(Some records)
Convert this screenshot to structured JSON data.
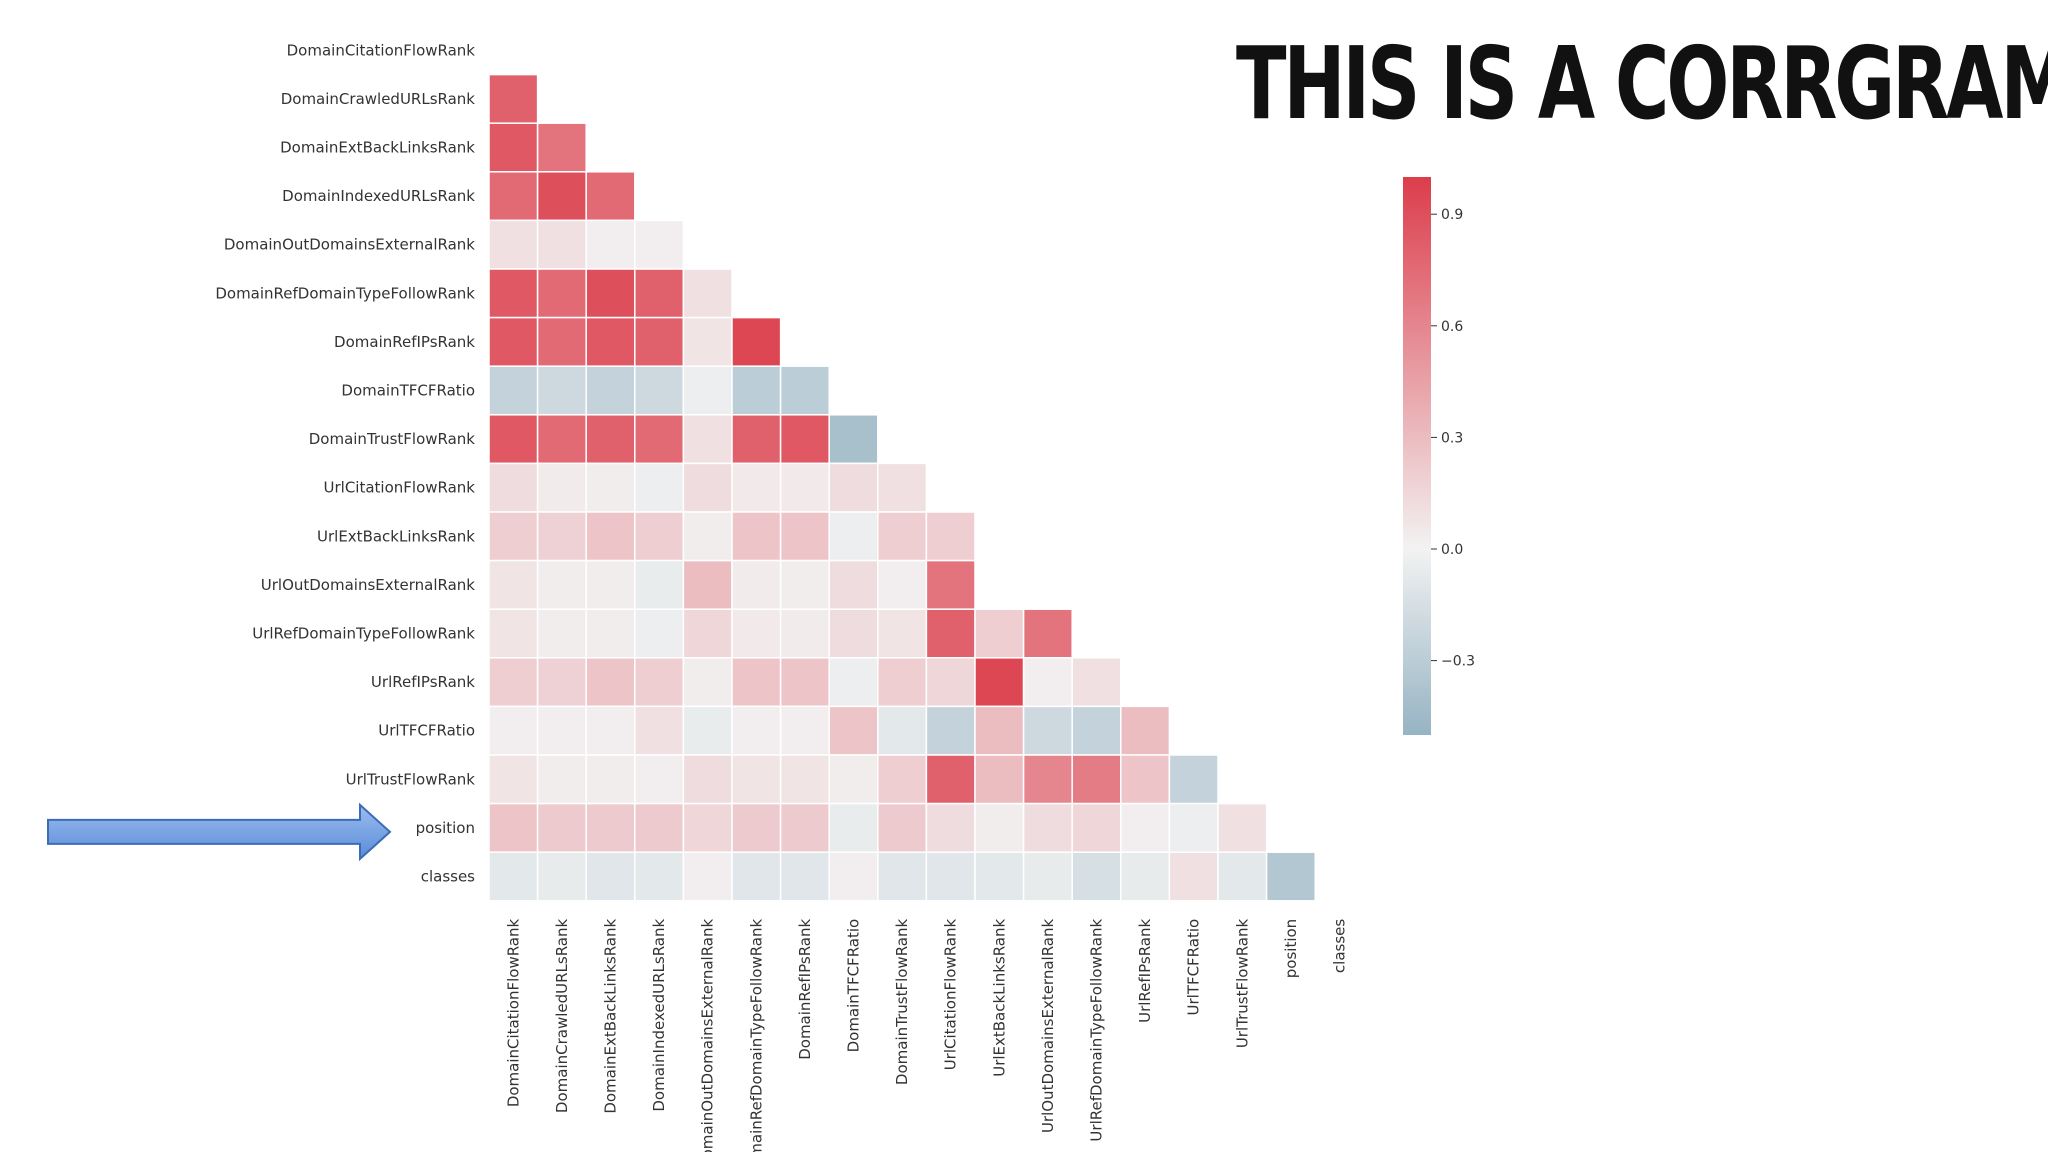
{
  "slide": {
    "title": "THIS IS A CORRGRAM"
  },
  "chart_data": {
    "type": "heatmap",
    "subtype": "lower-triangle correlation matrix",
    "variables": [
      "DomainCitationFlowRank",
      "DomainCrawledURLsRank",
      "DomainExtBackLinksRank",
      "DomainIndexedURLsRank",
      "DomainOutDomainsExternalRank",
      "DomainRefDomainTypeFollowRank",
      "DomainRefIPsRank",
      "DomainTFCFRatio",
      "DomainTrustFlowRank",
      "UrlCitationFlowRank",
      "UrlExtBackLinksRank",
      "UrlOutDomainsExternalRank",
      "UrlRefDomainTypeFollowRank",
      "UrlRefIPsRank",
      "UrlTFCFRatio",
      "UrlTrustFlowRank",
      "position",
      "classes"
    ],
    "lower_triangle_values": [
      [],
      [
        0.8
      ],
      [
        0.85,
        0.7
      ],
      [
        0.75,
        0.9,
        0.75
      ],
      [
        0.1,
        0.1,
        0.02,
        0.02
      ],
      [
        0.85,
        0.75,
        0.9,
        0.8,
        0.1
      ],
      [
        0.85,
        0.75,
        0.85,
        0.8,
        0.08,
        0.95
      ],
      [
        -0.25,
        -0.2,
        -0.25,
        -0.2,
        -0.03,
        -0.3,
        -0.3
      ],
      [
        0.85,
        0.75,
        0.8,
        0.75,
        0.1,
        0.8,
        0.85,
        -0.4
      ],
      [
        0.12,
        0.04,
        0.03,
        -0.03,
        0.12,
        0.05,
        0.05,
        0.12,
        0.1
      ],
      [
        0.2,
        0.18,
        0.25,
        0.2,
        0.03,
        0.25,
        0.25,
        -0.03,
        0.2,
        0.2
      ],
      [
        0.08,
        0.03,
        0.03,
        -0.05,
        0.3,
        0.04,
        0.03,
        0.12,
        0.02,
        0.7
      ],
      [
        0.08,
        0.03,
        0.03,
        -0.03,
        0.15,
        0.05,
        0.04,
        0.12,
        0.08,
        0.8,
        0.2,
        0.7
      ],
      [
        0.2,
        0.18,
        0.25,
        0.2,
        0.03,
        0.25,
        0.25,
        -0.03,
        0.2,
        0.15,
        0.95,
        0.02,
        0.1
      ],
      [
        0.02,
        0.02,
        0.02,
        0.1,
        -0.05,
        0.02,
        0.02,
        0.25,
        -0.08,
        -0.25,
        0.3,
        -0.2,
        -0.25,
        0.3
      ],
      [
        0.08,
        0.03,
        0.03,
        0.02,
        0.12,
        0.08,
        0.08,
        0.03,
        0.2,
        0.8,
        0.3,
        0.6,
        0.65,
        0.25,
        -0.25
      ],
      [
        0.25,
        0.22,
        0.22,
        0.22,
        0.15,
        0.22,
        0.22,
        -0.05,
        0.22,
        0.12,
        0.03,
        0.12,
        0.15,
        0.02,
        -0.03,
        0.1
      ],
      [
        -0.08,
        -0.06,
        -0.1,
        -0.08,
        0.02,
        -0.1,
        -0.1,
        0.02,
        -0.1,
        -0.1,
        -0.08,
        -0.06,
        -0.15,
        -0.06,
        0.1,
        -0.08,
        -0.35
      ]
    ],
    "colorbar": {
      "range": [
        -0.5,
        1.0
      ],
      "ticks": [
        {
          "value": 0.9,
          "label": "0.9"
        },
        {
          "value": 0.6,
          "label": "0.6"
        },
        {
          "value": 0.3,
          "label": "0.3"
        },
        {
          "value": 0.0,
          "label": "0.0"
        },
        {
          "value": -0.3,
          "label": "−0.3"
        }
      ]
    },
    "colors": {
      "positive": "#dc3d4b",
      "neutral": "#f2f2f2",
      "negative": "#96b4c3",
      "grid_line": "#ffffff",
      "arrow_fill": "#5b8bd8",
      "arrow_stroke": "#3a6db5"
    },
    "annotation": {
      "type": "arrow",
      "points_to": "position"
    },
    "grid": false,
    "legend": "colorbar at right"
  }
}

→ Problem to work on:
Quote all the records verbatim, dropping any pictures from your copy.

→ Exercise answer:
Convert this screenshot to structured JSON data.
{
  "slide": {
    "title": "THIS IS A CORRGRAM"
  },
  "chart_data": {
    "type": "heatmap",
    "subtype": "lower-triangle correlation matrix",
    "variables": [
      "DomainCitationFlowRank",
      "DomainCrawledURLsRank",
      "DomainExtBackLinksRank",
      "DomainIndexedURLsRank",
      "DomainOutDomainsExternalRank",
      "DomainRefDomainTypeFollowRank",
      "DomainRefIPsRank",
      "DomainTFCFRatio",
      "DomainTrustFlowRank",
      "UrlCitationFlowRank",
      "UrlExtBackLinksRank",
      "UrlOutDomainsExternalRank",
      "UrlRefDomainTypeFollowRank",
      "UrlRefIPsRank",
      "UrlTFCFRatio",
      "UrlTrustFlowRank",
      "position",
      "classes"
    ],
    "lower_triangle_values": [
      [],
      [
        0.8
      ],
      [
        0.85,
        0.7
      ],
      [
        0.75,
        0.9,
        0.75
      ],
      [
        0.1,
        0.1,
        0.02,
        0.02
      ],
      [
        0.85,
        0.75,
        0.9,
        0.8,
        0.1
      ],
      [
        0.85,
        0.75,
        0.85,
        0.8,
        0.08,
        0.95
      ],
      [
        -0.25,
        -0.2,
        -0.25,
        -0.2,
        -0.03,
        -0.3,
        -0.3
      ],
      [
        0.85,
        0.75,
        0.8,
        0.75,
        0.1,
        0.8,
        0.85,
        -0.4
      ],
      [
        0.12,
        0.04,
        0.03,
        -0.03,
        0.12,
        0.05,
        0.05,
        0.12,
        0.1
      ],
      [
        0.2,
        0.18,
        0.25,
        0.2,
        0.03,
        0.25,
        0.25,
        -0.03,
        0.2,
        0.2
      ],
      [
        0.08,
        0.03,
        0.03,
        -0.05,
        0.3,
        0.04,
        0.03,
        0.12,
        0.02,
        0.7
      ],
      [
        0.08,
        0.03,
        0.03,
        -0.03,
        0.15,
        0.05,
        0.04,
        0.12,
        0.08,
        0.8,
        0.2,
        0.7
      ],
      [
        0.2,
        0.18,
        0.25,
        0.2,
        0.03,
        0.25,
        0.25,
        -0.03,
        0.2,
        0.15,
        0.95,
        0.02,
        0.1
      ],
      [
        0.02,
        0.02,
        0.02,
        0.1,
        -0.05,
        0.02,
        0.02,
        0.25,
        -0.08,
        -0.25,
        0.3,
        -0.2,
        -0.25,
        0.3
      ],
      [
        0.08,
        0.03,
        0.03,
        0.02,
        0.12,
        0.08,
        0.08,
        0.03,
        0.2,
        0.8,
        0.3,
        0.6,
        0.65,
        0.25,
        -0.25
      ],
      [
        0.25,
        0.22,
        0.22,
        0.22,
        0.15,
        0.22,
        0.22,
        -0.05,
        0.22,
        0.12,
        0.03,
        0.12,
        0.15,
        0.02,
        -0.03,
        0.1
      ],
      [
        -0.08,
        -0.06,
        -0.1,
        -0.08,
        0.02,
        -0.1,
        -0.1,
        0.02,
        -0.1,
        -0.1,
        -0.08,
        -0.06,
        -0.15,
        -0.06,
        0.1,
        -0.08,
        -0.35
      ]
    ],
    "colorbar": {
      "range": [
        -0.5,
        1.0
      ],
      "ticks": [
        {
          "value": 0.9,
          "label": "0.9"
        },
        {
          "value": 0.6,
          "label": "0.6"
        },
        {
          "value": 0.3,
          "label": "0.3"
        },
        {
          "value": 0.0,
          "label": "0.0"
        },
        {
          "value": -0.3,
          "label": "−0.3"
        }
      ]
    },
    "colors": {
      "positive": "#dc3d4b",
      "neutral": "#f2f2f2",
      "negative": "#96b4c3",
      "grid_line": "#ffffff",
      "arrow_fill": "#5b8bd8",
      "arrow_stroke": "#3a6db5"
    },
    "annotation": {
      "type": "arrow",
      "points_to": "position"
    },
    "grid": false,
    "legend": "colorbar at right"
  }
}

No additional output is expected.